[Entradas almacenadas]
+++++

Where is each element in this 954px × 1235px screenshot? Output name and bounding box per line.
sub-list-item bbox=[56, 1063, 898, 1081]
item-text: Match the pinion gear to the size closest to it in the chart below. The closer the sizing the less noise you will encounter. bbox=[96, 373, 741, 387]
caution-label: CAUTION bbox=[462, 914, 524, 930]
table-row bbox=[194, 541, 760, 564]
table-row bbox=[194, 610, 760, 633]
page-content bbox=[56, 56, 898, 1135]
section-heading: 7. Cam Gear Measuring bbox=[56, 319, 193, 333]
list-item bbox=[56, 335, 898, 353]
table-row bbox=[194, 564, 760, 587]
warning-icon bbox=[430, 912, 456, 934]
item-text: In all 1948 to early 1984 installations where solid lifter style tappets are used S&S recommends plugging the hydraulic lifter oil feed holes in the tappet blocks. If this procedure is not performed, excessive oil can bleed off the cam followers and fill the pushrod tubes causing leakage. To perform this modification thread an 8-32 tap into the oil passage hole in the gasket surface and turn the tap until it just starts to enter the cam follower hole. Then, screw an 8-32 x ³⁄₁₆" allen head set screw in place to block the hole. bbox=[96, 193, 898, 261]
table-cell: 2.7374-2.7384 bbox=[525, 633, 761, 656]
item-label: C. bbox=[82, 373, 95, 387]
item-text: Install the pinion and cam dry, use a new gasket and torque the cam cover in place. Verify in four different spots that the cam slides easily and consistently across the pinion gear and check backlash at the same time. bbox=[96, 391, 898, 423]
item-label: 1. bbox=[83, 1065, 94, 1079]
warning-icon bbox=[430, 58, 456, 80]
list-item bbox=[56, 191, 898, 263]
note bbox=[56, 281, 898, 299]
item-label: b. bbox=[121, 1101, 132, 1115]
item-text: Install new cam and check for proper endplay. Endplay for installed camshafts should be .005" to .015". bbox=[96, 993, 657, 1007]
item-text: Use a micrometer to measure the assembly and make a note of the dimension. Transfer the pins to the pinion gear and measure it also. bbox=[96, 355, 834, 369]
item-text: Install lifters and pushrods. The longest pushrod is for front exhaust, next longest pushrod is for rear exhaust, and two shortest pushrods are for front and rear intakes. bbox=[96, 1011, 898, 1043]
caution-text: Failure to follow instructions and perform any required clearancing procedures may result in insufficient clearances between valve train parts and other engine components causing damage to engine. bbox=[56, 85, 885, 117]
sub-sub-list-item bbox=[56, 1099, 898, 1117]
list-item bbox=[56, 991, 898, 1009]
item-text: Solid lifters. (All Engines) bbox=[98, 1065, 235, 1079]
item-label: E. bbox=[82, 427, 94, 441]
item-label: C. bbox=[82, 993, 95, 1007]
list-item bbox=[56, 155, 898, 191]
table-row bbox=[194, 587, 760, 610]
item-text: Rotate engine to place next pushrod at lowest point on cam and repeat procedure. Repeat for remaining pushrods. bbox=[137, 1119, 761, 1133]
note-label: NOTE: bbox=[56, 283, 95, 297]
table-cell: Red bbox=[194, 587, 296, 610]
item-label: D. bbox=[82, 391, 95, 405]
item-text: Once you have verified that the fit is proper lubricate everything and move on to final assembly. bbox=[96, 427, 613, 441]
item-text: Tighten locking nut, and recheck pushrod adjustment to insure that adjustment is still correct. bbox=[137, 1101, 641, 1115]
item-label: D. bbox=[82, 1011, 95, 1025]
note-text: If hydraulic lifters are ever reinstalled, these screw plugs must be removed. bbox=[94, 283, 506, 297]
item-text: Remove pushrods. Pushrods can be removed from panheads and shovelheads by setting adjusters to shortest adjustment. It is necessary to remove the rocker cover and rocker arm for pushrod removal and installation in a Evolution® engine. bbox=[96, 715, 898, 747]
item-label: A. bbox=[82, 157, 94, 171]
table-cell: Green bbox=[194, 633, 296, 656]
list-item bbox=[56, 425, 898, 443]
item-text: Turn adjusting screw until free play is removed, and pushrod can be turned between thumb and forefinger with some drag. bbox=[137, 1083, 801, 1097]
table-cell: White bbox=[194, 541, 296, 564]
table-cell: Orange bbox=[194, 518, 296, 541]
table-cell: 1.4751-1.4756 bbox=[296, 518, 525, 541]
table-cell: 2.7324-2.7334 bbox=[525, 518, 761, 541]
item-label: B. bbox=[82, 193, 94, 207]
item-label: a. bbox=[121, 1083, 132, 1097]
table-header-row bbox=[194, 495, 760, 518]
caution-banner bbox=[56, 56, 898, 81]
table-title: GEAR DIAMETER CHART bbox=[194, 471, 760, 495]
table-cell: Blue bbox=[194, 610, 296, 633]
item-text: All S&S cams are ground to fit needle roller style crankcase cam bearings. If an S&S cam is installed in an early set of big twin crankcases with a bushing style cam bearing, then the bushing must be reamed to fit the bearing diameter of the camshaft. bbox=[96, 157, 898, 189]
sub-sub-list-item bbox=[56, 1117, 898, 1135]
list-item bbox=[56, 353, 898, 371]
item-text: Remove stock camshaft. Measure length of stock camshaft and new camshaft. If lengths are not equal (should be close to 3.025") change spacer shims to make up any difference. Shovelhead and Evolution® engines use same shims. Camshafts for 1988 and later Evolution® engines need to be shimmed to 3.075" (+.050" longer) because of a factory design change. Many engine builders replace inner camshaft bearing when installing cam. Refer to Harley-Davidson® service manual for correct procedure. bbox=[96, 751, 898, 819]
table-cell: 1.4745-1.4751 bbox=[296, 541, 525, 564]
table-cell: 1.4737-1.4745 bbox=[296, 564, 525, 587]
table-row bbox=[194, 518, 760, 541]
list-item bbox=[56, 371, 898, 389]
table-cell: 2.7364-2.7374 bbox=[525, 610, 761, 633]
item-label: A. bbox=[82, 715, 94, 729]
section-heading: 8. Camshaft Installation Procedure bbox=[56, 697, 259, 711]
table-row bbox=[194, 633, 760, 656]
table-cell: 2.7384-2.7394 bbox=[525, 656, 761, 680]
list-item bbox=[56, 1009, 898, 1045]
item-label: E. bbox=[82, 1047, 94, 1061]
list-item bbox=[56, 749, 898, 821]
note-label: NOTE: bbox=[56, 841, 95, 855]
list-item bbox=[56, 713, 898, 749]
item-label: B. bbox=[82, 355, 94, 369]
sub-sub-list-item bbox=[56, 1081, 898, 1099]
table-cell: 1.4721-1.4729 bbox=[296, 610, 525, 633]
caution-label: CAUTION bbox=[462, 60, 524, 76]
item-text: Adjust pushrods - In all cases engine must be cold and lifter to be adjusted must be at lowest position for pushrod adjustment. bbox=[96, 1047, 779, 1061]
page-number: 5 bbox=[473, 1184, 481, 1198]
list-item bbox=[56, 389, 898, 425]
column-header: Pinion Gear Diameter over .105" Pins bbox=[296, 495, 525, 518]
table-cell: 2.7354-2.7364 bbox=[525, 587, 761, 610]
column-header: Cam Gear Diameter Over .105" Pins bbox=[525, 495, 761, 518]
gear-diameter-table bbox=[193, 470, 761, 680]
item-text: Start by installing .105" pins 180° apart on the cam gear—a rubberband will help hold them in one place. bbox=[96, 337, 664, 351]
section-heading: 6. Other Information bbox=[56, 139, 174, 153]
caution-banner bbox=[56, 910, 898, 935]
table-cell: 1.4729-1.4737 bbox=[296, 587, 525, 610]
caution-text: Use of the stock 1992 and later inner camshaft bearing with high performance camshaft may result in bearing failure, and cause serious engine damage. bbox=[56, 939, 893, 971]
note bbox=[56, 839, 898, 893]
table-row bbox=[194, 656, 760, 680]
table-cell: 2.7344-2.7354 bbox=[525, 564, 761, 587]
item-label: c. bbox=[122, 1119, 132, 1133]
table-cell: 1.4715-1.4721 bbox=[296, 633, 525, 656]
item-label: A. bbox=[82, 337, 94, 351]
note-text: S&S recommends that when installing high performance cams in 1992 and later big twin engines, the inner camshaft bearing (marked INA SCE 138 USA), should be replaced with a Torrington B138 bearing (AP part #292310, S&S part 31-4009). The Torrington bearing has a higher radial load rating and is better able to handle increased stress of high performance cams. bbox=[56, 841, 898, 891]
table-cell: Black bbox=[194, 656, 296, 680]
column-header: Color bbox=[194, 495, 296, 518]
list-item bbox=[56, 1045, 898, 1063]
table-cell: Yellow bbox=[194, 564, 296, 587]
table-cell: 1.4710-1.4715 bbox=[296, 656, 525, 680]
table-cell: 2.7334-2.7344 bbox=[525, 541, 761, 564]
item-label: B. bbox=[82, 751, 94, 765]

+++++

## Ejercicio propuesto
Reproduce sin cambios las líneas de las entradas que van desde el comienzo hasta la línea que contiene "sub-list-item bbox=[56, 1063, 898, 1081]", incluidas ambas.

## Respuesta del ejercicio
Where is each element in this 954px × 1235px screenshot? Output name and bounding box per line.
sub-list-item bbox=[56, 1063, 898, 1081]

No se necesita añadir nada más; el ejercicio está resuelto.